== Directive ==
Restate the full set of records exactly, without adding or dropping a word.
----
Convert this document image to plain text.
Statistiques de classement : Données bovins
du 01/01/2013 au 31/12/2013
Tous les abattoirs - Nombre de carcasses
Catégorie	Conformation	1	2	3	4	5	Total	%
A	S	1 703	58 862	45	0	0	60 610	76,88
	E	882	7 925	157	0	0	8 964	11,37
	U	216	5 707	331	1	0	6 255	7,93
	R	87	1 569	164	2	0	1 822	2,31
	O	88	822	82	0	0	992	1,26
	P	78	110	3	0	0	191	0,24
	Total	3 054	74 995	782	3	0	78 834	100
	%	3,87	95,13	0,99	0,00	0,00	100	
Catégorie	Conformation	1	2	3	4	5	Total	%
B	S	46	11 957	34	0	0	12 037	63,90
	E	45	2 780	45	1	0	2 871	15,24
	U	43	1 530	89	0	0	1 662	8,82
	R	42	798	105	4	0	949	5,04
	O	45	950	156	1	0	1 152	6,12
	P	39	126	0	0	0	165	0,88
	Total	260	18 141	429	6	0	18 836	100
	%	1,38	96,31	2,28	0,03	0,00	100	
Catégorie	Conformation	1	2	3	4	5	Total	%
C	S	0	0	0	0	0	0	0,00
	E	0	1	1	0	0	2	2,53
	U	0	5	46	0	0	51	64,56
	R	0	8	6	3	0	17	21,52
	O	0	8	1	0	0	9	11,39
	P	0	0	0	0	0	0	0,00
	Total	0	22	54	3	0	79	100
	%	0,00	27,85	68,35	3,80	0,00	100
----
== Solution ==
Convert this document image to plain text.
Statistiques de classement : Données bovins
du 01/01/2013 au 31/12/2013
Tous les abattoirs - Nombre de carcasses
Catégorie	Conformation	1	2	3	4	5	Total	%
A	S	1 703	58 862	45	0	0	60 610	76,88
	E	882	7 925	157	0	0	8 964	11,37
	U	216	5 707	331	1	0	6 255	7,93
	R	87	1 569	164	2	0	1 822	2,31
	O	88	822	82	0	0	992	1,26
	P	78	110	3	0	0	191	0,24
	Total	3 054	74 995	782	3	0	78 834	100
	%	3,87	95,13	0,99	0,00	0,00	100	
Catégorie	Conformation	1	2	3	4	5	Total	%
B	S	46	11 957	34	0	0	12 037	63,90
	E	45	2 780	45	1	0	2 871	15,24
	U	43	1 530	89	0	0	1 662	8,82
	R	42	798	105	4	0	949	5,04
	O	45	950	156	1	0	1 152	6,12
	P	39	126	0	0	0	165	0,88
	Total	260	18 141	429	6	0	18 836	100
	%	1,38	96,31	2,28	0,03	0,00	100	
Catégorie	Conformation	1	2	3	4	5	Total	%
C	S	0	0	0	0	0	0	0,00
	E	0	1	1	0	0	2	2,53
	U	0	5	46	0	0	51	64,56
	R	0	8	6	3	0	17	21,52
	O	0	8	1	0	0	9	11,39
	P	0	0	0	0	0	0	0,00
	Total	0	22	54	3	0	79	100
	%	0,00	27,85	68,35	3,80	0,00	100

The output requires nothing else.